TEXT TO READ ::
Total observation length: **530 floats** (= ~2.1 KB per state).

### 3.1 Observation block breakdown

| Block | Dim | Description |
|---|---:|---|
| Player state | 15 | HP / max HP, energy, block, gold, floor, act, in-combat flags |
| Screen-type one-hot | 14 | NONE / MAP / EVENT / CHEST / SHOP / REST / ... / HAND_SELECT / GRID / GAME_OVER |
| Hand cards (10 slots × 16) | 160 | Per-card: identity, type, cost, upgrade, exhausts, damage/block, playable |
| Monsters (5 slots × 30) | 150 | Per-monster: HP/block/intent + 8-d identity embedding + 3 move-history IDs + 7 behavioral flags |
| Player powers | 20 | Strength, Dexterity, Vulnerable, Weak, Frail, Ritual, etc. |
| Monster powers (5 × 8) | 40 | Per-monster top powers (Strength, Vulnerable, ...) |
| Choice list features | 7 | Number/type-distribution of currently offered choices |
| Relics | 25 | Relic feature bag (presence + key-effect flags) |
| Potions (5 × 8) | 40 | Per-slot: id, target type, cost, presence, value flags |
| Deck profile | 20 | Card-type distribution, average cost, curse/status counts, upgrade ratio |
| Map lookahead | 39 | 4 next choices × (one-hot type + 3-floor BFS density) + 3 globals |
| **Total** | **530** | |

### 3.2 Monster knowledge base

The encoder includes a built-in database of all **66 STS1 monsters**. Each monster contributes:

- **Identity embedding (8-d):** unique deterministic fingerprint per monster ID (cached, L2-normalized).

SET TASK A :: Recast everything in the entries below, from the line containing "y-tick-label: Drafting a Form" down to the line containing "legend-label: Easy [407, 529, 452, 552]", as a JSON list of strings with one string per line and blank lines omitted.

WORKING DATA ::
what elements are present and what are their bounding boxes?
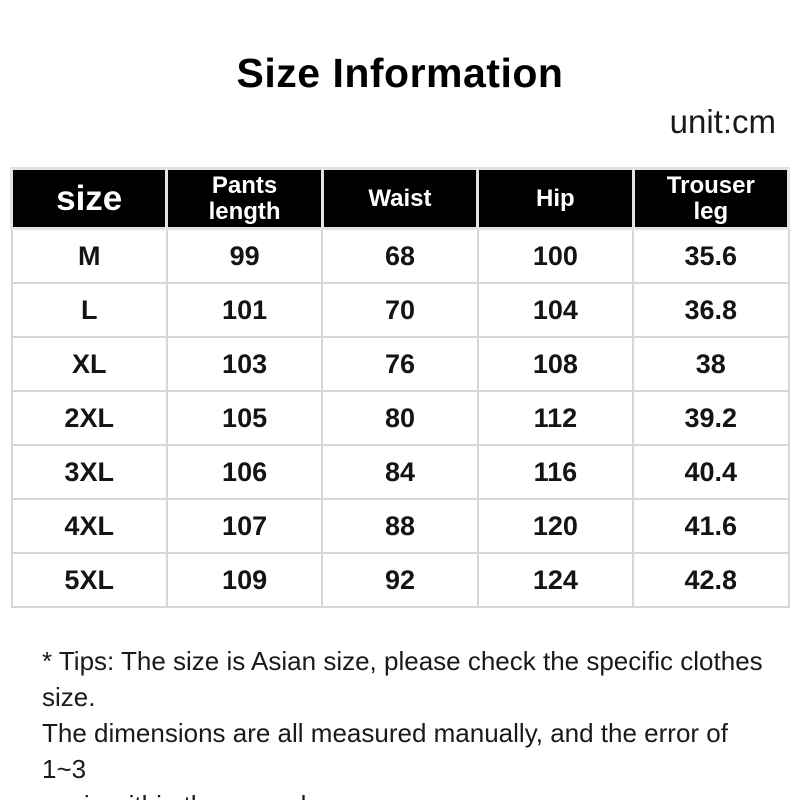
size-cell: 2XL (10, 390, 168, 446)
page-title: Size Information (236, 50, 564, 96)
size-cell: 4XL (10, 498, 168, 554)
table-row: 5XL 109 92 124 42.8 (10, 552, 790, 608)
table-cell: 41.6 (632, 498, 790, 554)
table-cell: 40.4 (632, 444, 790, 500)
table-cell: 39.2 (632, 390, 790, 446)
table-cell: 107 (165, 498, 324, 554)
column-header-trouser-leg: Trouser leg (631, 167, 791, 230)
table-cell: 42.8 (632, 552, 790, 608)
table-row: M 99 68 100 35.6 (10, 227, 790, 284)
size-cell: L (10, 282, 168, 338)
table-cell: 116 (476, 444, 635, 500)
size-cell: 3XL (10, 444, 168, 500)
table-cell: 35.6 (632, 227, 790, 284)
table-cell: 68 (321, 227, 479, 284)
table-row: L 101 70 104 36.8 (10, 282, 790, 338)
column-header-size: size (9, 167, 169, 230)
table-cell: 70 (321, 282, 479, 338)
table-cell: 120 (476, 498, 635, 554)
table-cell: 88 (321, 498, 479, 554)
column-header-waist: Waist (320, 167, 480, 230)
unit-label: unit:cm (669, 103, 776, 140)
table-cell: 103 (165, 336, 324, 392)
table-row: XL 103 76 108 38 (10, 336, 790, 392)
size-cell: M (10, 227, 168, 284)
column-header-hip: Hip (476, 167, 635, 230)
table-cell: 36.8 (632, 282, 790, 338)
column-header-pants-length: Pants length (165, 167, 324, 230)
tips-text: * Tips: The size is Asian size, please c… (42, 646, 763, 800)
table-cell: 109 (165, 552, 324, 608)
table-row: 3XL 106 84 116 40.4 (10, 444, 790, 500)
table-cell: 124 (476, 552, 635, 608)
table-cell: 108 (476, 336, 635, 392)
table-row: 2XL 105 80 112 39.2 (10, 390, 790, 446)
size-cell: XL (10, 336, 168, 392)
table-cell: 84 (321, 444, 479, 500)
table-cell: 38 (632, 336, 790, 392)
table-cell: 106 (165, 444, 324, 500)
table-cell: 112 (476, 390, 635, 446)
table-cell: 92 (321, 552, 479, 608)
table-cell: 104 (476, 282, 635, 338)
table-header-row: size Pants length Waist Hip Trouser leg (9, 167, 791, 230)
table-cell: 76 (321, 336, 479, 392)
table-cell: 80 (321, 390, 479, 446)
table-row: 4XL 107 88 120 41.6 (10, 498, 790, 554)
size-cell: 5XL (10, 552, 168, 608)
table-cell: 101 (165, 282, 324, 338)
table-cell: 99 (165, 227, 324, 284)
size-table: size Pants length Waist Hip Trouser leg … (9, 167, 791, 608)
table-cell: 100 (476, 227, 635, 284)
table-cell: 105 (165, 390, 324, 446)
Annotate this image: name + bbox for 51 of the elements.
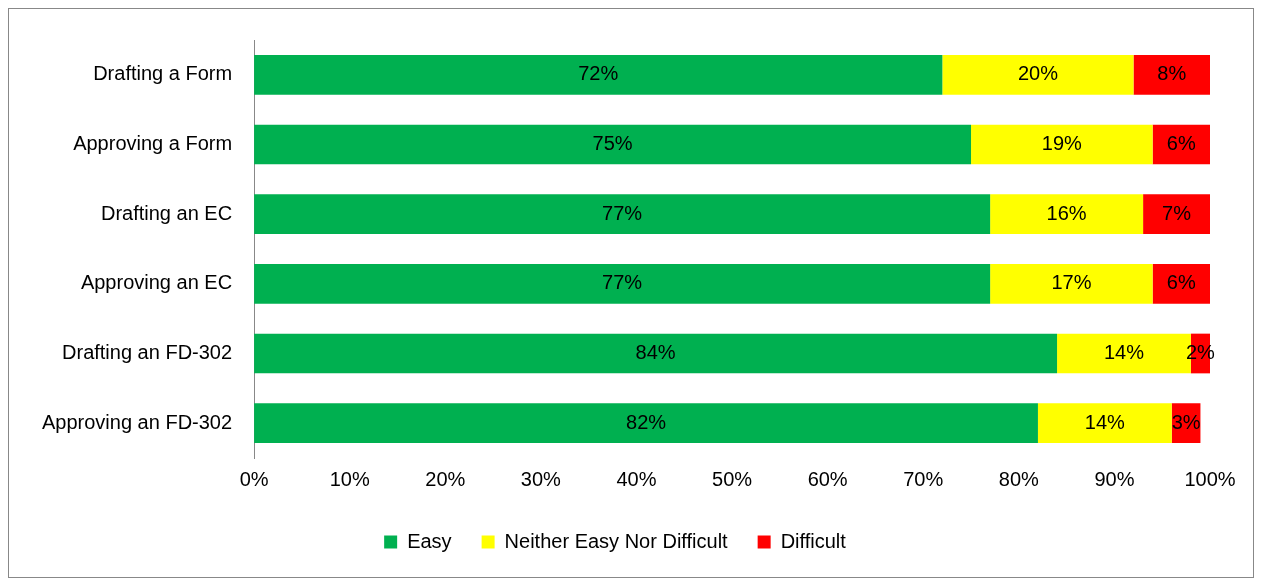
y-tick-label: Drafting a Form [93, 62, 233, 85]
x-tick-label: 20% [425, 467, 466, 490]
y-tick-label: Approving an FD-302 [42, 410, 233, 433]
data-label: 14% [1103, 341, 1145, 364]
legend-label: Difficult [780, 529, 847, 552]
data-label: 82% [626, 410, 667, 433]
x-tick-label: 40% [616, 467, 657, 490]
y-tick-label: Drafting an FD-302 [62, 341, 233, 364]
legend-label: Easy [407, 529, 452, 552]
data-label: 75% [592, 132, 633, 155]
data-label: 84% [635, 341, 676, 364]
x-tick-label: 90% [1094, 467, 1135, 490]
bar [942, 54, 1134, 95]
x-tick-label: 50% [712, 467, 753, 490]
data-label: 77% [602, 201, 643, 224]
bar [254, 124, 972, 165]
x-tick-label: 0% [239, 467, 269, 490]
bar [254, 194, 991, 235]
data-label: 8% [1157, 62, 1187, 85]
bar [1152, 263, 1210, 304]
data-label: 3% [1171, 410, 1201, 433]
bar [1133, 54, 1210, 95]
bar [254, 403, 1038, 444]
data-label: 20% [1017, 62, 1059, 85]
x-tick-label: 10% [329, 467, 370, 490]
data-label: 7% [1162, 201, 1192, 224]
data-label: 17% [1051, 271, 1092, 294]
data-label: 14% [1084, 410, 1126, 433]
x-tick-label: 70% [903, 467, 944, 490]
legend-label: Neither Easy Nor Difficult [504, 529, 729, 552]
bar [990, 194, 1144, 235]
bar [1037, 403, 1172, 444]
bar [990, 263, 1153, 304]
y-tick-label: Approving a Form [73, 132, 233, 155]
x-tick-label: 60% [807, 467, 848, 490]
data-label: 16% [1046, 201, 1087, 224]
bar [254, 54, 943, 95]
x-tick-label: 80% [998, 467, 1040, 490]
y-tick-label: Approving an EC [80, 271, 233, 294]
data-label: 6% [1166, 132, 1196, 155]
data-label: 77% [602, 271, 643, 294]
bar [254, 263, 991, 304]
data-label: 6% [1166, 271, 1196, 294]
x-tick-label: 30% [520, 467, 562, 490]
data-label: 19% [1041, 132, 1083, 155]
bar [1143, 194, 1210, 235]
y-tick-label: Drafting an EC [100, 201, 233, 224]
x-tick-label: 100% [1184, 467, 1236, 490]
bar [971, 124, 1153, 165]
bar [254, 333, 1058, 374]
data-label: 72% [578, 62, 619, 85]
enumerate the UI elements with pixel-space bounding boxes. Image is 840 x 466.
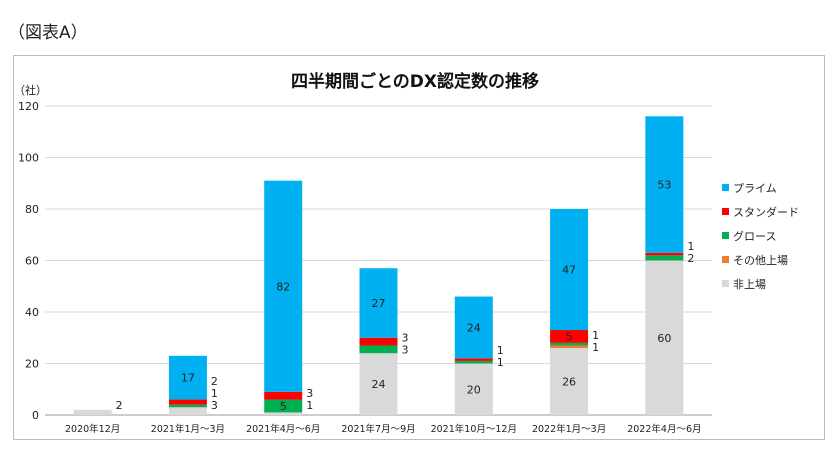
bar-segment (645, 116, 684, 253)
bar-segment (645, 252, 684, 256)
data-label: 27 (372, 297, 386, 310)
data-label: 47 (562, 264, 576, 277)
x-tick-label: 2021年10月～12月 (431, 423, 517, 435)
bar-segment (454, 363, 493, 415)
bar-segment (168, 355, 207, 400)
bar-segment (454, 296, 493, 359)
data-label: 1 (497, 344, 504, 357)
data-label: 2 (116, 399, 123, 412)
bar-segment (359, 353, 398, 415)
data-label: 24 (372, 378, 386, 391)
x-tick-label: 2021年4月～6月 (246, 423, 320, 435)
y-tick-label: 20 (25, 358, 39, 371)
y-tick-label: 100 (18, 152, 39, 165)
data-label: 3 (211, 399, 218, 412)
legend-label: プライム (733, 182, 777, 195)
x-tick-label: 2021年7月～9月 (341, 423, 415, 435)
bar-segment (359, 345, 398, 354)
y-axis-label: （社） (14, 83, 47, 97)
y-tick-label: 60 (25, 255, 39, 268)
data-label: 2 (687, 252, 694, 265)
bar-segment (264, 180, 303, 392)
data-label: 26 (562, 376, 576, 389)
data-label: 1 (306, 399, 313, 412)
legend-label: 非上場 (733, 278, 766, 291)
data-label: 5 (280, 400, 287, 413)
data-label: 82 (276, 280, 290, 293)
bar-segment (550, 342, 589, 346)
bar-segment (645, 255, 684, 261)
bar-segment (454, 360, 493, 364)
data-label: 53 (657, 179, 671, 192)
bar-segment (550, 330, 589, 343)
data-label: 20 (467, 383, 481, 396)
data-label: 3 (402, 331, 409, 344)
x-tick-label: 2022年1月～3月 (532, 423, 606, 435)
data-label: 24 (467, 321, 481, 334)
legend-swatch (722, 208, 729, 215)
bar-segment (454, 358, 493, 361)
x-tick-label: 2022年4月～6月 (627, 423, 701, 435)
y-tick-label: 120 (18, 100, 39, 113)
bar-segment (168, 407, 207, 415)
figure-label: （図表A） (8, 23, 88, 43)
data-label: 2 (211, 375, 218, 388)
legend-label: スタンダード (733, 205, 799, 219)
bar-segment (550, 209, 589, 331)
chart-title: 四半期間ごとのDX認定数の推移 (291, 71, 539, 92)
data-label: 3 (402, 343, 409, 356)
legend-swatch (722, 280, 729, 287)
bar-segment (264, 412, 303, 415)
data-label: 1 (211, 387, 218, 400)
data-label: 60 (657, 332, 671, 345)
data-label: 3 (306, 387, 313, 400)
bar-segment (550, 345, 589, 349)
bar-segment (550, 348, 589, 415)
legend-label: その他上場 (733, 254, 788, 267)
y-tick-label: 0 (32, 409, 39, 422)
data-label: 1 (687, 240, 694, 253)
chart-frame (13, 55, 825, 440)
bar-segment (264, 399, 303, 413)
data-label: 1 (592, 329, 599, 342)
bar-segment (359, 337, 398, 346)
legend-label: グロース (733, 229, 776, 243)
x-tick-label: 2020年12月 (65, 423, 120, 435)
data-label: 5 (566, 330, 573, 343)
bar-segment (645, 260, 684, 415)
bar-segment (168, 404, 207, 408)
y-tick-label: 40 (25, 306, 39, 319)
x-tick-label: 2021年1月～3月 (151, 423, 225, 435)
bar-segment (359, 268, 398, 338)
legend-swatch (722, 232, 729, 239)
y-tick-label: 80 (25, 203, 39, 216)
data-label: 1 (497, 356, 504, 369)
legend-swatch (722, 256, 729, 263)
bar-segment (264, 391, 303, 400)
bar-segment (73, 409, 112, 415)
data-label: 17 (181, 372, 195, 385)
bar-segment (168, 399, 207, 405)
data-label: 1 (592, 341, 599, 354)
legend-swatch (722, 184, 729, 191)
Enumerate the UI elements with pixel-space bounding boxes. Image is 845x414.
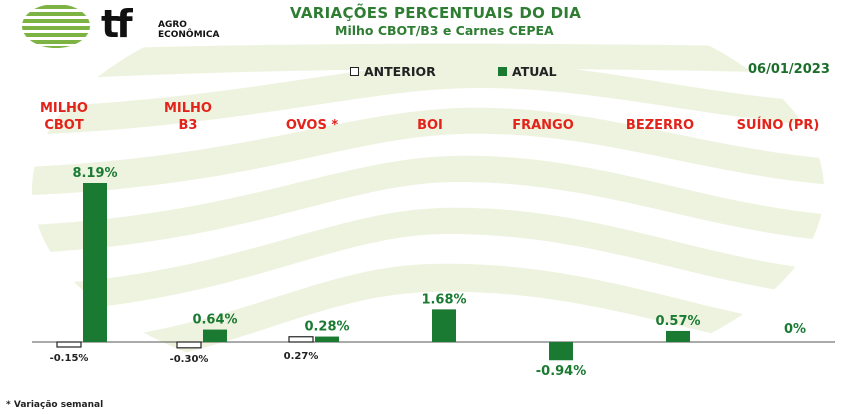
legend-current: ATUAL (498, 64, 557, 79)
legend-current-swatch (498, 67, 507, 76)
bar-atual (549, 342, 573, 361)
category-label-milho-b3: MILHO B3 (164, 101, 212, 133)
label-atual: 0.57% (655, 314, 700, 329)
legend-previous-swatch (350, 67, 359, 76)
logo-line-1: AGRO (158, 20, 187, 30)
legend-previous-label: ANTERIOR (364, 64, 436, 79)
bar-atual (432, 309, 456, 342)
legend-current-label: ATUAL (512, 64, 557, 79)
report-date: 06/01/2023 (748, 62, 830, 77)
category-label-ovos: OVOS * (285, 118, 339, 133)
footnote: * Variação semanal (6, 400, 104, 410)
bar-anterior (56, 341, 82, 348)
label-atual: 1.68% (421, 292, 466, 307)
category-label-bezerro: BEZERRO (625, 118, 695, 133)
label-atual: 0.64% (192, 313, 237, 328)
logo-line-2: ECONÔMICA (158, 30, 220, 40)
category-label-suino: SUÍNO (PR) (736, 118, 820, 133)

SET TASK B :: In the text on the observation encoder, list every player power that the "Player powers" row names.

CORRECT OUTPUT A ::
[
  "y-tick-label: Drafting a Form [93, 62, 233, 85]",
  "x-tick-label: 20% [425, 467, 466, 490]",
  "y-tick-label: Approving an FD-302 [42, 410, 233, 433]",
  "data-label: 14% [1103, 341, 1145, 364]",
  "legend-label: Difficult [780, 529, 847, 552]",
  "data-label: 82% [626, 410, 667, 433]",
  "x-tick-label: 40% [616, 467, 657, 490]",
  "y-tick-label: Drafting an FD-302 [62, 341, 233, 364]",
  "legend-label: Easy [407, 529, 452, 552]"
]

CORRECT OUTPUT B :: Strength, Dexterity, Vulnerable, Weak, Frail, Ritual